*Work to be completed*. Output nothing but the number of lines that include the word "driver".
>> BEGIN Task data
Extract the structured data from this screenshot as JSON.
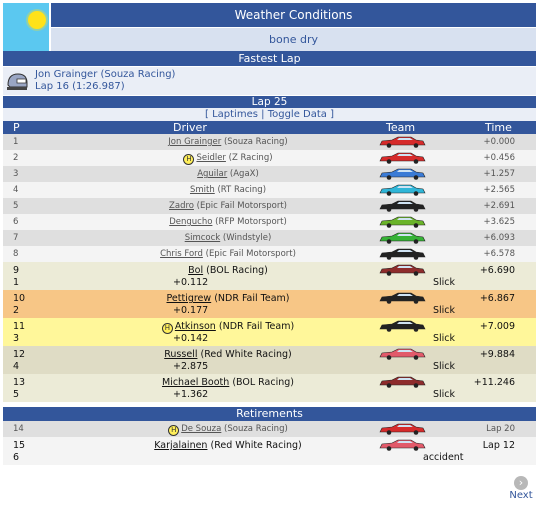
{
  "weather": {
    "title": "Weather Conditions",
    "value": "bone dry",
    "icon": "sun-icon"
  },
  "fastest_lap": {
    "title": "Fastest Lap",
    "driver": "Jon Grainger (Souza Racing)",
    "lap": "Lap 16 (1:26.987)",
    "icon": "helmet-icon"
  },
  "lap_header": {
    "title": "Lap 25",
    "open": "[",
    "laptimes": "Laptimes",
    "sep": "|",
    "toggle": "Toggle Data",
    "close": "]"
  },
  "columns": {
    "p": "P",
    "driver": "Driver",
    "team": "Team",
    "time": "Time"
  },
  "rows": [
    {
      "pos": "1",
      "name": "Jon Grainger",
      "team": "(Souza Racing)",
      "gap": "+0.000",
      "bg": "#dfdfdf",
      "livery": "#d62b2b"
    },
    {
      "pos": "2",
      "name": "Seidler",
      "team": "(Z Racing)",
      "gap": "+0.456",
      "bg": "#f4f4f4",
      "livery": "#d62b2b",
      "helmet": "H"
    },
    {
      "pos": "3",
      "name": "Aguilar",
      "team": "(AgaX)",
      "gap": "+1.257",
      "bg": "#dfdfdf",
      "livery": "#3a7bd6"
    },
    {
      "pos": "4",
      "name": "Smith",
      "team": "(RT Racing)",
      "gap": "+2.565",
      "bg": "#f4f4f4",
      "livery": "#2fb6d8"
    },
    {
      "pos": "5",
      "name": "Zadro",
      "team": "(Epic Fail Motorsport)",
      "gap": "+2.691",
      "bg": "#dfdfdf",
      "livery": "#222222"
    },
    {
      "pos": "6",
      "name": "Dengucho",
      "team": "(RFP Motorsport)",
      "gap": "+3.625",
      "bg": "#f4f4f4",
      "livery": "#6ab42a"
    },
    {
      "pos": "7",
      "name": "Simcock",
      "team": "(Windstyle)",
      "gap": "+6.093",
      "bg": "#dfdfdf",
      "livery": "#36b236"
    },
    {
      "pos": "8",
      "name": "Chris Ford",
      "team": "(Epic Fail Motorsport)",
      "gap": "+6.578",
      "bg": "#f4f4f4",
      "livery": "#222222"
    }
  ],
  "tall_rows": [
    {
      "pos": "9",
      "lap": "1",
      "name": "Bol",
      "team": "(BOL Racing)",
      "gap": "+6.690",
      "diff": "+0.112",
      "tyre": "Slick",
      "bg": "#ecebd7",
      "livery": "#8e2c2c"
    },
    {
      "pos": "10",
      "lap": "2",
      "name": "Pettigrew",
      "team": "(NDR Fail Team)",
      "gap": "+6.867",
      "diff": "+0.177",
      "tyre": "Slick",
      "bg": "#f7c686",
      "livery": "#222222"
    },
    {
      "pos": "11",
      "lap": "3",
      "name": "Atkinson",
      "team": "(NDR Fail Team)",
      "gap": "+7.009",
      "diff": "+0.142",
      "tyre": "Slick",
      "bg": "#fff79a",
      "livery": "#222222",
      "helmet": "H"
    },
    {
      "pos": "12",
      "lap": "4",
      "name": "Russell",
      "team": "(Red White Racing)",
      "gap": "+9.884",
      "diff": "+2.875",
      "tyre": "Slick",
      "bg": "#dfdcc5",
      "livery": "#e25a6a"
    },
    {
      "pos": "13",
      "lap": "5",
      "name": "Michael Booth",
      "team": "(BOL Racing)",
      "gap": "+11.246",
      "diff": "+1.362",
      "tyre": "Slick",
      "bg": "#ecebd7",
      "livery": "#8e2c2c"
    }
  ],
  "retirements": {
    "title": "Retirements",
    "rows": [
      {
        "pos": "14",
        "name": "De Souza",
        "team": "(Souza Racing)",
        "gap": "Lap 20",
        "bg": "#dfdfdf",
        "livery": "#d62b2b",
        "helmet": "H"
      },
      {
        "pos": "15",
        "lap": "6",
        "name": "Karjalainen",
        "team": "(Red White Racing)",
        "gap": "Lap 12",
        "reason": "accident",
        "bg": "#f4f4f4",
        "livery": "#e25a6a"
      }
    ]
  },
  "next": {
    "label": "Next",
    "icon": "chevron-right-icon"
  }
}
>> END Task data
*Output of the task*. 2